| Data shown |
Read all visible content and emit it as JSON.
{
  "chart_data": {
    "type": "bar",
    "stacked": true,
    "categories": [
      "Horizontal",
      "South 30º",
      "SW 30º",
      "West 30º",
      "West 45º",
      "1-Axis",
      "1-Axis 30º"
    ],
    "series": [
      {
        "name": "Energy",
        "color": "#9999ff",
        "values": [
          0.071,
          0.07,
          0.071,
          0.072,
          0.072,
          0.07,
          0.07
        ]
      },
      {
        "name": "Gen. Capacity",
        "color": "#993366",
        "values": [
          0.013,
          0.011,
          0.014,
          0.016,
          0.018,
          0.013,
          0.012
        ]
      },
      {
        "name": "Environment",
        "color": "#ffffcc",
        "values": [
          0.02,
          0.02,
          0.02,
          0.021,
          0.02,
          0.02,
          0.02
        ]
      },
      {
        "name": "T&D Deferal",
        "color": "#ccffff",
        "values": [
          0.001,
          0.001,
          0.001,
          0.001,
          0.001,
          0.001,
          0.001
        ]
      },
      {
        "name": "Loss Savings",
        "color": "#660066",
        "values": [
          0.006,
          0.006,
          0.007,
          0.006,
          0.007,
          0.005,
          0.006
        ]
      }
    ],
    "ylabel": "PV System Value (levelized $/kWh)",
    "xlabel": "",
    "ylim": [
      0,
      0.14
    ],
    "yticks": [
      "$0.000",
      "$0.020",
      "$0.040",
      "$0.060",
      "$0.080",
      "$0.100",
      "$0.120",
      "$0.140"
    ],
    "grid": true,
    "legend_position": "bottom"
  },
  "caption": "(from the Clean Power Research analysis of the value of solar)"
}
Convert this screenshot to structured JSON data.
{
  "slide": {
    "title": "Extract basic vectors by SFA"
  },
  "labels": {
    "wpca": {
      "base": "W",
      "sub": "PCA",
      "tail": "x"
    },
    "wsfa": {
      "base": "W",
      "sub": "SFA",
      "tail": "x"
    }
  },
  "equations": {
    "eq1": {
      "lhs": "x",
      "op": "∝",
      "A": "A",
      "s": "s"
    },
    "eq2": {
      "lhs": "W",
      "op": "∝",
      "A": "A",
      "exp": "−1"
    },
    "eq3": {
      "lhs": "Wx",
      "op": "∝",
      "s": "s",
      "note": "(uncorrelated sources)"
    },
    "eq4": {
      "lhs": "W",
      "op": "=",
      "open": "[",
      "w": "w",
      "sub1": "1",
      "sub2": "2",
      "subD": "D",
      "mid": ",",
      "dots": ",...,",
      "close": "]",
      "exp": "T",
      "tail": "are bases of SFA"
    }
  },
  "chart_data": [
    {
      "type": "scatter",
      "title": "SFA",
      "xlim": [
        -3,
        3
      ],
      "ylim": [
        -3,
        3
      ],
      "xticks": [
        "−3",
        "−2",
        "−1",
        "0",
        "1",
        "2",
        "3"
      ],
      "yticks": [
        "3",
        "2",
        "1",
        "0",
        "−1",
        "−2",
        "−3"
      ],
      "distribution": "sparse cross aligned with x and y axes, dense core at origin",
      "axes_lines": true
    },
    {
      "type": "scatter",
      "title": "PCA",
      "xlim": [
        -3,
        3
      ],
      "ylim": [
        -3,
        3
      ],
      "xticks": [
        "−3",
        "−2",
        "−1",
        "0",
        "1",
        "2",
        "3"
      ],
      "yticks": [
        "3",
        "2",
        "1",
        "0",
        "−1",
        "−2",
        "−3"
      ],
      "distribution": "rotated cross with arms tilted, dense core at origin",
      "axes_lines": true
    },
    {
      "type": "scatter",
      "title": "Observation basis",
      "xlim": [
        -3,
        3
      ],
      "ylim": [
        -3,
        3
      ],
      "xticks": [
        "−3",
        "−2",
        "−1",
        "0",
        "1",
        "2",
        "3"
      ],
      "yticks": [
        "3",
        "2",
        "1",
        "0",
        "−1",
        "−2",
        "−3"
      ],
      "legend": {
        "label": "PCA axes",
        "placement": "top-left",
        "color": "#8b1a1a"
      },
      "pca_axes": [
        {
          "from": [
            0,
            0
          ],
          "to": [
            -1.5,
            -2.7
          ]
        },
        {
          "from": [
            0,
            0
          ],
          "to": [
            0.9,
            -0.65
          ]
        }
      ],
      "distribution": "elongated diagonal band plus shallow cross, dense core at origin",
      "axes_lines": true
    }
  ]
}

| Your instructions |
Repeat every line of the data, exactly and in full.

| Worked answer |
Read all visible content and emit it as JSON.
{
  "chart_data": {
    "type": "bar",
    "stacked": true,
    "categories": [
      "Horizontal",
      "South 30º",
      "SW 30º",
      "West 30º",
      "West 45º",
      "1-Axis",
      "1-Axis 30º"
    ],
    "series": [
      {
        "name": "Energy",
        "color": "#9999ff",
        "values": [
          0.071,
          0.07,
          0.071,
          0.072,
          0.072,
          0.07,
          0.07
        ]
      },
      {
        "name": "Gen. Capacity",
        "color": "#993366",
        "values": [
          0.013,
          0.011,
          0.014,
          0.016,
          0.018,
          0.013,
          0.012
        ]
      },
      {
        "name": "Environment",
        "color": "#ffffcc",
        "values": [
          0.02,
          0.02,
          0.02,
          0.021,
          0.02,
          0.02,
          0.02
        ]
      },
      {
        "name": "T&D Deferal",
        "color": "#ccffff",
        "values": [
          0.001,
          0.001,
          0.001,
          0.001,
          0.001,
          0.001,
          0.001
        ]
      },
      {
        "name": "Loss Savings",
        "color": "#660066",
        "values": [
          0.006,
          0.006,
          0.007,
          0.006,
          0.007,
          0.005,
          0.006
        ]
      }
    ],
    "ylabel": "PV System Value (levelized $/kWh)",
    "xlabel": "",
    "ylim": [
      0,
      0.14
    ],
    "yticks": [
      "$0.000",
      "$0.020",
      "$0.040",
      "$0.060",
      "$0.080",
      "$0.100",
      "$0.120",
      "$0.140"
    ],
    "grid": true,
    "legend_position": "bottom"
  },
  "caption": "(from the Clean Power Research analysis of the value of solar)"
}
Convert this screenshot to structured JSON data.
{
  "slide": {
    "title": "Extract basic vectors by SFA"
  },
  "labels": {
    "wpca": {
      "base": "W",
      "sub": "PCA",
      "tail": "x"
    },
    "wsfa": {
      "base": "W",
      "sub": "SFA",
      "tail": "x"
    }
  },
  "equations": {
    "eq1": {
      "lhs": "x",
      "op": "∝",
      "A": "A",
      "s": "s"
    },
    "eq2": {
      "lhs": "W",
      "op": "∝",
      "A": "A",
      "exp": "−1"
    },
    "eq3": {
      "lhs": "Wx",
      "op": "∝",
      "s": "s",
      "note": "(uncorrelated sources)"
    },
    "eq4": {
      "lhs": "W",
      "op": "=",
      "open": "[",
      "w": "w",
      "sub1": "1",
      "sub2": "2",
      "subD": "D",
      "mid": ",",
      "dots": ",...,",
      "close": "]",
      "exp": "T",
      "tail": "are bases of SFA"
    }
  },
  "chart_data": [
    {
      "type": "scatter",
      "title": "SFA",
      "xlim": [
        -3,
        3
      ],
      "ylim": [
        -3,
        3
      ],
      "xticks": [
        "−3",
        "−2",
        "−1",
        "0",
        "1",
        "2",
        "3"
      ],
      "yticks": [
        "3",
        "2",
        "1",
        "0",
        "−1",
        "−2",
        "−3"
      ],
      "distribution": "sparse cross aligned with x and y axes, dense core at origin",
      "axes_lines": true
    },
    {
      "type": "scatter",
      "title": "PCA",
      "xlim": [
        -3,
        3
      ],
      "ylim": [
        -3,
        3
      ],
      "xticks": [
        "−3",
        "−2",
        "−1",
        "0",
        "1",
        "2",
        "3"
      ],
      "yticks": [
        "3",
        "2",
        "1",
        "0",
        "−1",
        "−2",
        "−3"
      ],
      "distribution": "rotated cross with arms tilted, dense core at origin",
      "axes_lines": true
    },
    {
      "type": "scatter",
      "title": "Observation basis",
      "xlim": [
        -3,
        3
      ],
      "ylim": [
        -3,
        3
      ],
      "xticks": [
        "−3",
        "−2",
        "−1",
        "0",
        "1",
        "2",
        "3"
      ],
      "yticks": [
        "3",
        "2",
        "1",
        "0",
        "−1",
        "−2",
        "−3"
      ],
      "legend": {
        "label": "PCA axes",
        "placement": "top-left",
        "color": "#8b1a1a"
      },
      "pca_axes": [
        {
          "from": [
            0,
            0
          ],
          "to": [
            -1.5,
            -2.7
          ]
        },
        {
          "from": [
            0,
            0
          ],
          "to": [
            0.9,
            -0.65
          ]
        }
      ],
      "distribution": "elongated diagonal band plus shallow cross, dense core at origin",
      "axes_lines": true
    }
  ]
}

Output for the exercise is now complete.